··· Extracted records ···
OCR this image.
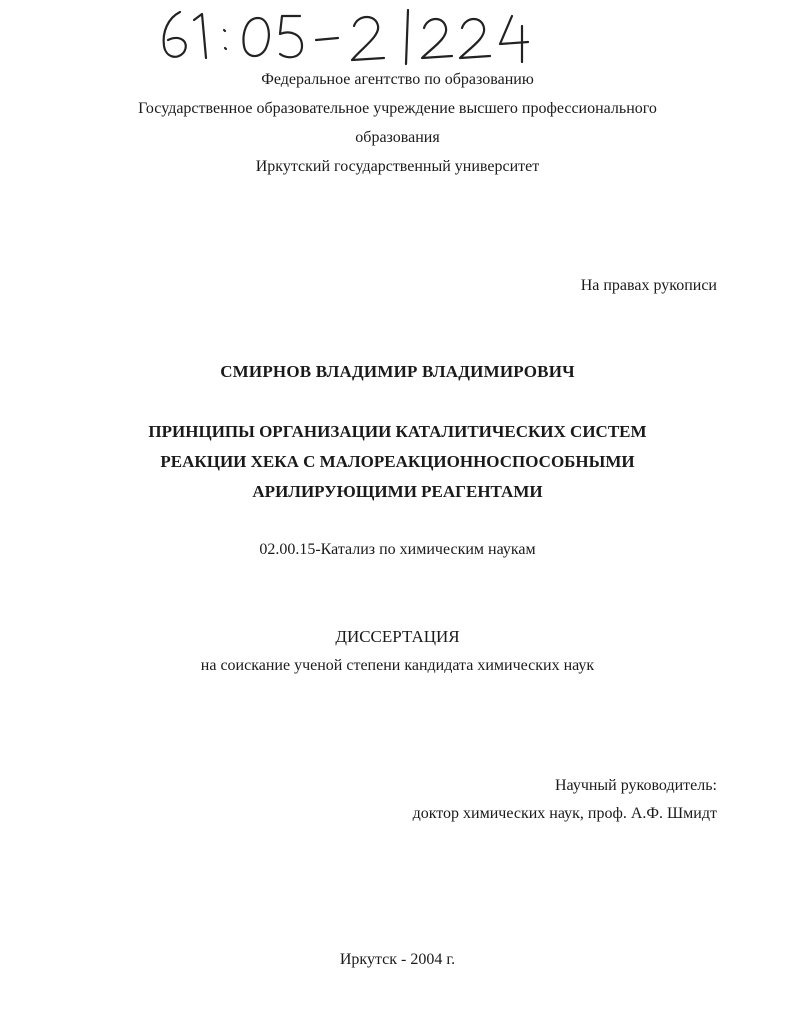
Федеральное агентство по образованию
Государственное образовательное учреждение высшего профессионального
образования
Иркутский государственный университет
На правах рукописи
СМИРНОВ ВЛАДИМИР ВЛАДИМИРОВИЧ
ПРИНЦИПЫ ОРГАНИЗАЦИИ КАТАЛИТИЧЕСКИХ СИСТЕМ
РЕАКЦИИ ХЕКА С МАЛОРЕАКЦИОННОСПОСОБНЫМИ
АРИЛИРУЮЩИМИ РЕАГЕНТАМИ
02.00.15-Катализ по химическим наукам
ДИССЕРТАЦИЯ
на соискание ученой степени кандидата химических наук
Научный руководитель:
доктор химических наук, проф. А.Ф. Шмидт
Иркутск - 2004 г.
···
**Problem**
Find the lines that include the string "химических", then copy each of them.

**Answer below**
на соискание ученой степени кандидата химических наук
доктор химических наук, проф. А.Ф. Шмидт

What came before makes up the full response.